→ **Exercise task**: Say how many lines contain the string "租赁协议". Give no other output.

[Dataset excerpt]
• • • • •
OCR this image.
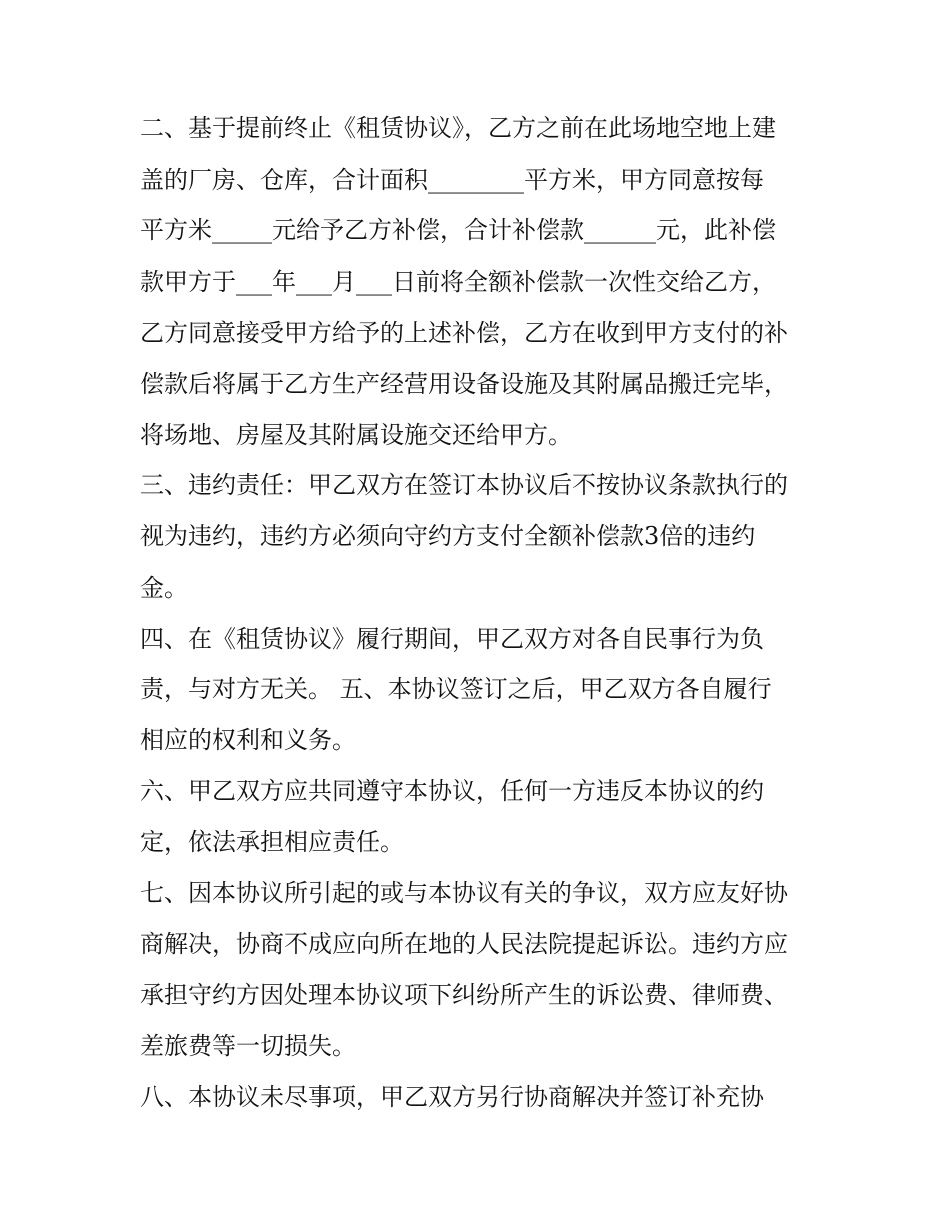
二、基于提前终止《租赁协议》，乙方之前在此场地空地上建
盖的厂房、仓库，合计面积________平方米，甲方同意按每
平方米_____元给予乙方补偿，合计补偿款______元，此补偿
款甲方于___年___月___日前将全额补偿款一次性交给乙方，
乙方同意接受甲方给予的上述补偿，乙方在收到甲方支付的补
偿款后将属于乙方生产经营用设备设施及其附属品搬迁完毕，
将场地、房屋及其附属设施交还给甲方。
三、违约责任：甲乙双方在签订本协议后不按协议条款执行的
视为违约，违约方必须向守约方支付全额补偿款3倍的违约
金。
四、在《租赁协议》履行期间，甲乙双方对各自民事行为负
责，与对方无关。 五、本协议签订之后，甲乙双方各自履行
相应的权利和义务。
六、甲乙双方应共同遵守本协议，任何一方违反本协议的约
定，依法承担相应责任。
七、因本协议所引起的或与本协议有关的争议，双方应友好协
商解决，协商不成应向所在地的人民法院提起诉讼。违约方应
承担守约方因处理本协议项下纠纷所产生的诉讼费、律师费、
差旅费等一切损失。
八、本协议未尽事项，甲乙双方另行协商解决并签订补充协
• • • • •
→ **Result below**: 2